» **Exercise directions**
Filter the records below down to lines containing "Task".

#### Source records ####

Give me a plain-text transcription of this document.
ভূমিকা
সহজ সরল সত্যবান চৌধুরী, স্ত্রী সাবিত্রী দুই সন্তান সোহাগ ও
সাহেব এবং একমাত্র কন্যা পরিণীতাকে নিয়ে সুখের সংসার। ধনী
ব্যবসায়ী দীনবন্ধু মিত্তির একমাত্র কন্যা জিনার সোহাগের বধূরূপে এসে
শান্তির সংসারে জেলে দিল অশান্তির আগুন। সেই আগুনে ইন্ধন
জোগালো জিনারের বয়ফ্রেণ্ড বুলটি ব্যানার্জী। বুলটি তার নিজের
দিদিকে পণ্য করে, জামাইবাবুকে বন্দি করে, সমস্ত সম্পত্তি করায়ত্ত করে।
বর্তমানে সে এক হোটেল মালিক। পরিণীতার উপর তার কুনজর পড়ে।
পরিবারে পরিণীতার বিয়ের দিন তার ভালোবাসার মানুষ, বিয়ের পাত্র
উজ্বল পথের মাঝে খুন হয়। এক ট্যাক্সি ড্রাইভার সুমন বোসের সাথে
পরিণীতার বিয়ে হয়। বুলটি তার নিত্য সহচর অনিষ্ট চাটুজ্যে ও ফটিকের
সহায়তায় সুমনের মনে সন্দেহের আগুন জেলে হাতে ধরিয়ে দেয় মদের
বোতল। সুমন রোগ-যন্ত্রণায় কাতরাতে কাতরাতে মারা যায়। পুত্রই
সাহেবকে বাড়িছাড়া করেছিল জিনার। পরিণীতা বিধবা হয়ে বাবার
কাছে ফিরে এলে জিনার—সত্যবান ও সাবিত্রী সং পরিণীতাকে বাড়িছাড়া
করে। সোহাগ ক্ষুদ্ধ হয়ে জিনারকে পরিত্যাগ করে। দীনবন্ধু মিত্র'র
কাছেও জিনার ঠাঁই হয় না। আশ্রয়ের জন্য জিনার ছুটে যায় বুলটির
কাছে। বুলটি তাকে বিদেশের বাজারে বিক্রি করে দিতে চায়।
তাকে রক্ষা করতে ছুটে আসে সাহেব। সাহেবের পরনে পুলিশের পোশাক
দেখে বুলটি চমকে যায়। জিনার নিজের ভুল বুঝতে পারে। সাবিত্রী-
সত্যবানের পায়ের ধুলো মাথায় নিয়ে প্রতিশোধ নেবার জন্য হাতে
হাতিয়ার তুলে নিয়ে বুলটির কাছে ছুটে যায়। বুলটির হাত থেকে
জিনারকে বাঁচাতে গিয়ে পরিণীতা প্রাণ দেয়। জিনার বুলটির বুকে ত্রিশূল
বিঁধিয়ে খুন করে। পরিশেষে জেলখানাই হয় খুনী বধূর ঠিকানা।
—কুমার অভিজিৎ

####
#### Source records ####

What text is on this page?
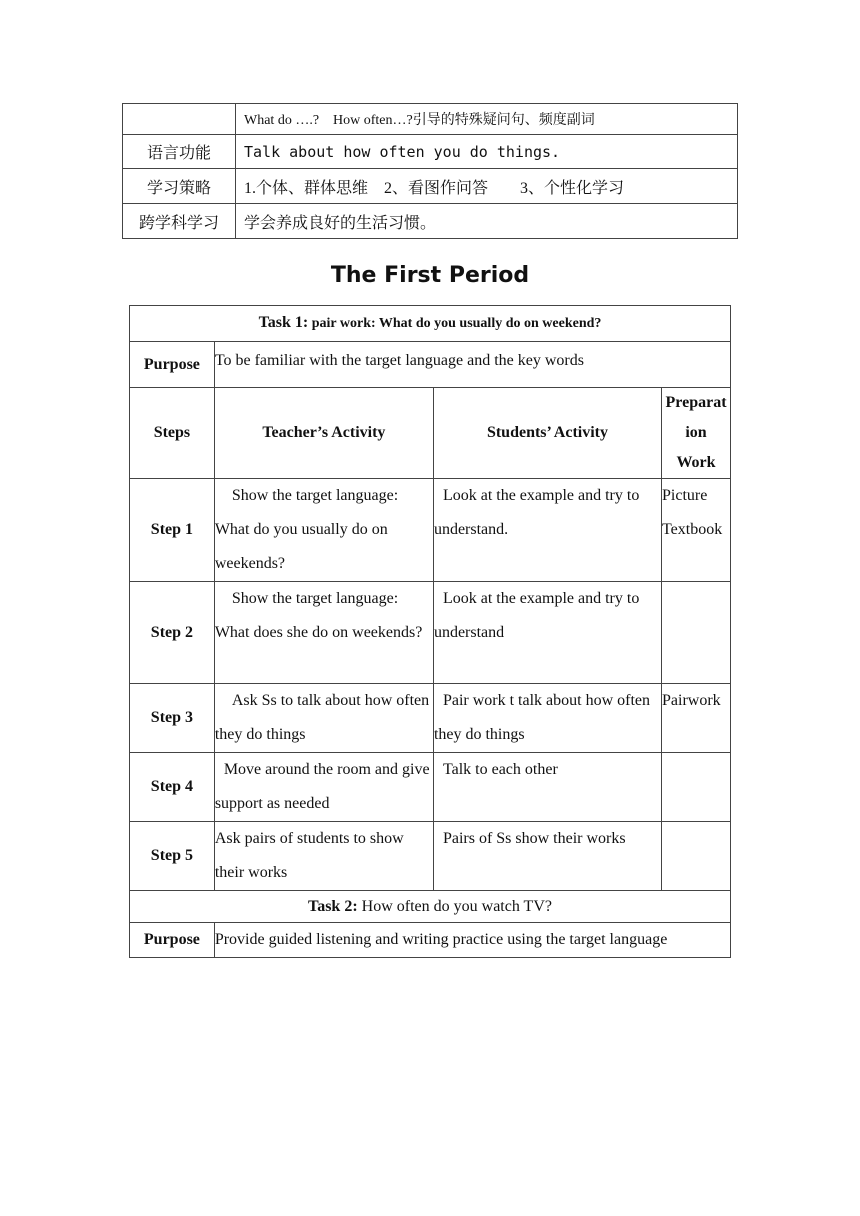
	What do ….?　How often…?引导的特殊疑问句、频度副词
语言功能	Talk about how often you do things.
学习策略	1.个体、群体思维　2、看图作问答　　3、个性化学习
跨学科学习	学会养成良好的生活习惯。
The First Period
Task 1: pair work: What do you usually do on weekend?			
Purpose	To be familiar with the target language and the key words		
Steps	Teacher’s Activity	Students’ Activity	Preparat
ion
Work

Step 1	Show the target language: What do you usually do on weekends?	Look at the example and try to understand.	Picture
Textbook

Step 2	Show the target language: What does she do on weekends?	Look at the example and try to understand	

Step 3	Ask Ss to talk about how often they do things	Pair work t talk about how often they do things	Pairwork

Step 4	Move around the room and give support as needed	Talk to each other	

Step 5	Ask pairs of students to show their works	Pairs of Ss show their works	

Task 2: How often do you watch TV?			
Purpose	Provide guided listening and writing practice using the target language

####
#### Source records ####

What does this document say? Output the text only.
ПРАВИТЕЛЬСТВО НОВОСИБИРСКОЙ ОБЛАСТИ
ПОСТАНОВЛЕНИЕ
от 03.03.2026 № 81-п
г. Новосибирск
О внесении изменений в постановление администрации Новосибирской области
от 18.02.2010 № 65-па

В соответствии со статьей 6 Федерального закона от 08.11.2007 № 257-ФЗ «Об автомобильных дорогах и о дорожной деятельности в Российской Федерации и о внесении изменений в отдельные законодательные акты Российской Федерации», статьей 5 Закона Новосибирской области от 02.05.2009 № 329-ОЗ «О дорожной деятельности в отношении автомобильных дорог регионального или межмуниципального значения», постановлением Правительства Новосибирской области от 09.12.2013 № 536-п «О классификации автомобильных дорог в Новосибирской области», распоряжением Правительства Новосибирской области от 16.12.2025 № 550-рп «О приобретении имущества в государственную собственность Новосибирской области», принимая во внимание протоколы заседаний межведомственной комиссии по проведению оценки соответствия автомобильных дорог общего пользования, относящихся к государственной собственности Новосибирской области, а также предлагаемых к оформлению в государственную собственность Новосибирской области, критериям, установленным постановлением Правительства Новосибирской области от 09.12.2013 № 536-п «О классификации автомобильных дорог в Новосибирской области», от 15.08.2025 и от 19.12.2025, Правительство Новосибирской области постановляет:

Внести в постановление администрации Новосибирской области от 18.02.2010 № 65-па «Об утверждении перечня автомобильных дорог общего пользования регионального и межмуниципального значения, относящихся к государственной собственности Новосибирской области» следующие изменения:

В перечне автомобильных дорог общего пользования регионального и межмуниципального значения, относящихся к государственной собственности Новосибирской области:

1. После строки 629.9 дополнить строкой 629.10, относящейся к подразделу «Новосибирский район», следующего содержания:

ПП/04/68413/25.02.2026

####

» **Answer to the problem**
Task 1: pair work: What do you usually do on weekend?			
Task 2: How often do you watch TV?			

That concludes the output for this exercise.